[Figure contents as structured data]

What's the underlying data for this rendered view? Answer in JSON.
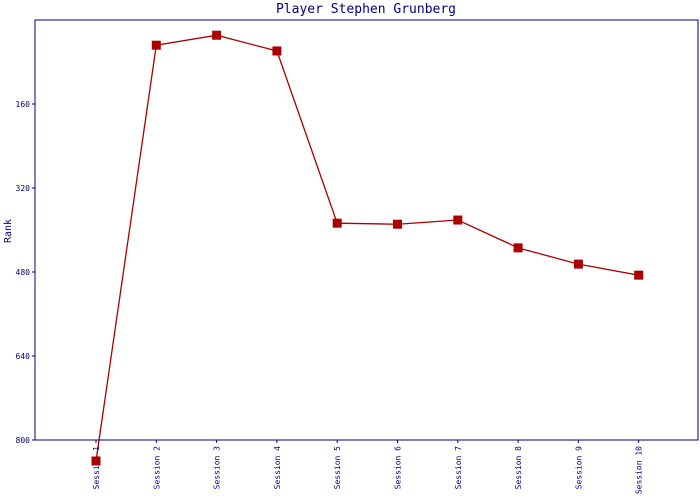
{
  "chart_data": {
    "type": "line",
    "title": "Player Stephen Grunberg",
    "y_label": "Rank",
    "categories": [
      "Session 1",
      "Session 2",
      "Session 3",
      "Session 4",
      "Session 5",
      "Session 6",
      "Session 7",
      "Session 8",
      "Session 9",
      "Session 10"
    ],
    "series": [
      {
        "name": "Rank",
        "color": "#aa0000",
        "values": [
          840,
          48,
          29,
          59,
          387,
          389,
          381,
          434,
          465,
          486
        ]
      }
    ],
    "ylim": [
      0,
      800
    ],
    "yticks": [
      160,
      320,
      480,
      640,
      800
    ],
    "y_inverted": true,
    "grid": false
  }
}
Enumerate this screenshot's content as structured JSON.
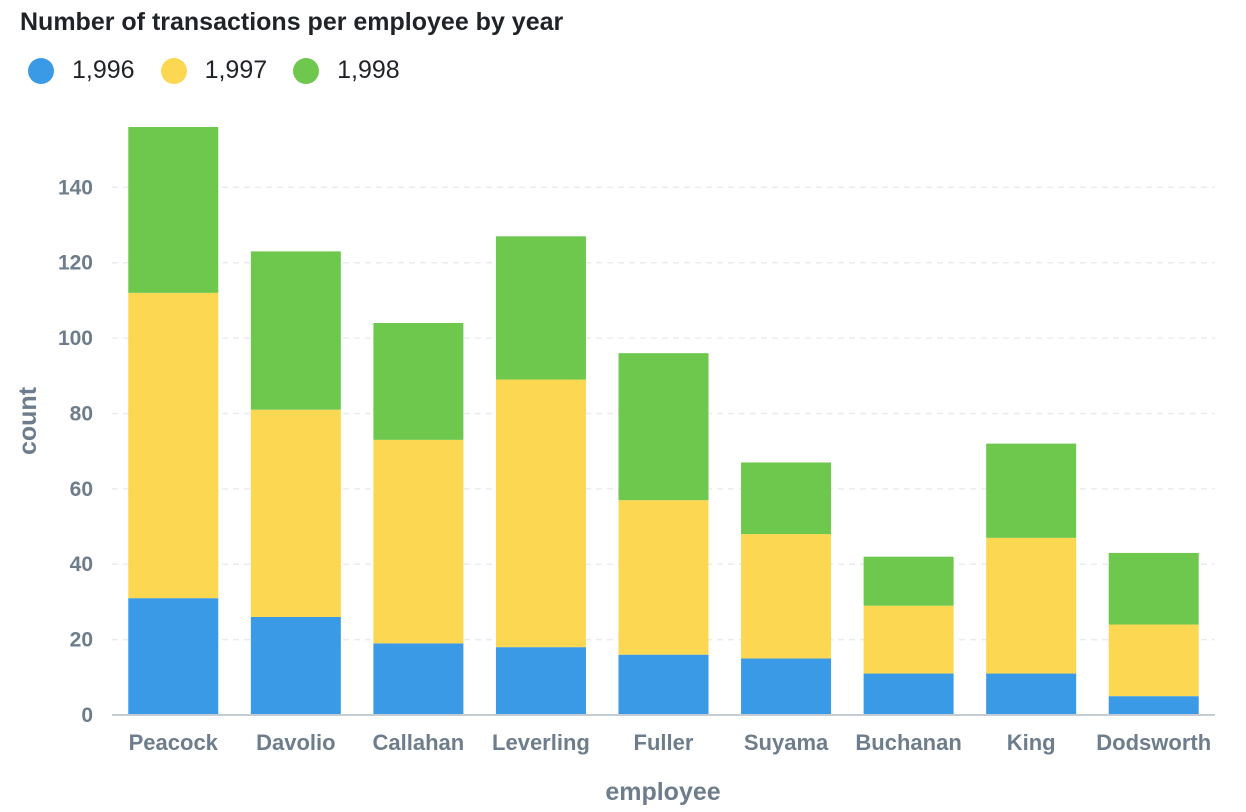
{
  "chart_data": {
    "type": "bar",
    "stacked": true,
    "title": "Number of transactions per employee by year",
    "xlabel": "employee",
    "ylabel": "count",
    "ylim": [
      0,
      156
    ],
    "yticks": [
      0,
      20,
      40,
      60,
      80,
      100,
      120,
      140
    ],
    "grid": true,
    "legend_position": "top-left",
    "categories": [
      "Peacock",
      "Davolio",
      "Callahan",
      "Leverling",
      "Fuller",
      "Suyama",
      "Buchanan",
      "King",
      "Dodsworth"
    ],
    "series": [
      {
        "name": "1,996",
        "color": "#3b9ae6",
        "values": [
          31,
          26,
          19,
          18,
          16,
          15,
          11,
          11,
          5
        ]
      },
      {
        "name": "1,997",
        "color": "#fcd752",
        "values": [
          81,
          55,
          54,
          71,
          41,
          33,
          18,
          36,
          19
        ]
      },
      {
        "name": "1,998",
        "color": "#6ec84e",
        "values": [
          44,
          42,
          31,
          38,
          39,
          19,
          13,
          25,
          19
        ]
      }
    ]
  }
}
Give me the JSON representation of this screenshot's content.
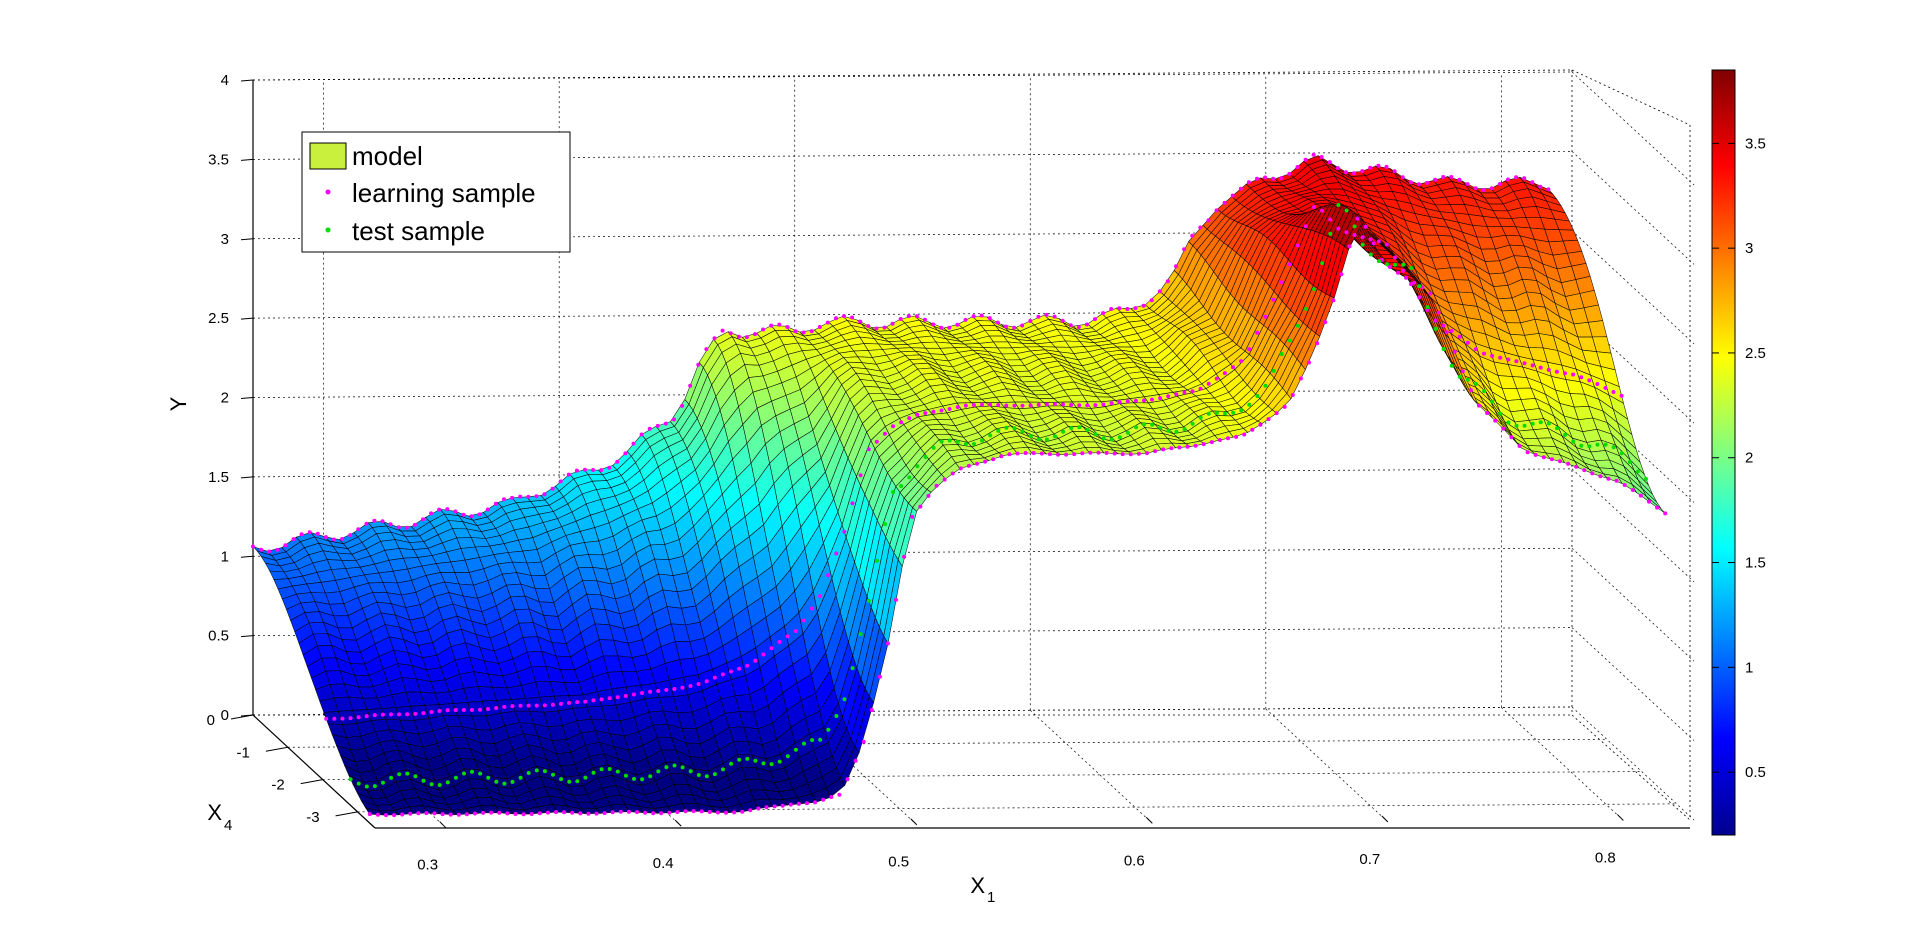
{
  "chart_data": {
    "type": "surface3d",
    "xlabel": "X",
    "xlabel_sub": "1",
    "ylabel": "Y",
    "zlabel": "X",
    "zlabel_sub": "4",
    "x_ticks": [
      "0.3",
      "0.4",
      "0.5",
      "0.6",
      "0.7",
      "0.8"
    ],
    "y_ticks": [
      "0",
      "0.5",
      "1",
      "1.5",
      "2",
      "2.5",
      "3",
      "3.5",
      "4"
    ],
    "x4_ticks": [
      "0",
      "-1",
      "-2",
      "-3"
    ],
    "xlim": [
      0.27,
      0.83
    ],
    "x4lim": [
      -3.5,
      0
    ],
    "ylim": [
      0,
      4
    ],
    "colorbar": {
      "ticks": [
        "0.5",
        "1",
        "1.5",
        "2",
        "2.5",
        "3",
        "3.5"
      ],
      "range": [
        0.2,
        3.85
      ],
      "colormap": "jet"
    },
    "grid": true,
    "legend_position": "top-left",
    "legend": [
      {
        "label": "model",
        "marker": "patch",
        "color": "#c8f03c"
      },
      {
        "label": "learning sample",
        "marker": "dot",
        "color": "#ff00ff"
      },
      {
        "label": "test sample",
        "marker": "dot",
        "color": "#00dd00"
      }
    ],
    "surface_profile": {
      "x1": [
        0.27,
        0.29,
        0.31,
        0.33,
        0.35,
        0.37,
        0.38,
        0.39,
        0.41,
        0.43,
        0.45,
        0.455,
        0.46,
        0.47,
        0.48,
        0.49,
        0.5,
        0.51,
        0.52,
        0.54,
        0.56,
        0.58,
        0.6,
        0.62,
        0.64,
        0.66,
        0.67,
        0.68,
        0.69,
        0.7,
        0.72,
        0.74,
        0.76,
        0.78,
        0.8,
        0.82
      ],
      "y_at_x4_0": [
        1.05,
        1.1,
        1.15,
        1.2,
        1.25,
        1.3,
        1.32,
        1.4,
        1.5,
        1.65,
        1.9,
        2.05,
        2.2,
        2.4,
        2.4,
        2.4,
        2.4,
        2.45,
        2.45,
        2.45,
        2.45,
        2.45,
        2.45,
        2.45,
        2.5,
        2.7,
        3.0,
        3.2,
        3.25,
        3.35,
        3.45,
        3.4,
        3.35,
        3.3,
        3.3,
        3.3
      ],
      "y_at_x4_min": [
        0.05,
        0.05,
        0.05,
        0.05,
        0.05,
        0.05,
        0.05,
        0.05,
        0.05,
        0.05,
        0.1,
        0.1,
        0.1,
        0.15,
        0.5,
        1.1,
        1.9,
        2.1,
        2.2,
        2.3,
        2.3,
        2.3,
        2.3,
        2.35,
        2.4,
        2.6,
        2.9,
        3.3,
        3.8,
        3.5,
        3.3,
        2.6,
        2.3,
        2.2,
        2.1,
        1.9
      ]
    }
  }
}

TASK PROMPT:
Copy every line of the records above that contains "sample".

EXERCISE SOLUTION:
        "label": "learning sample",
        "label": "test sample",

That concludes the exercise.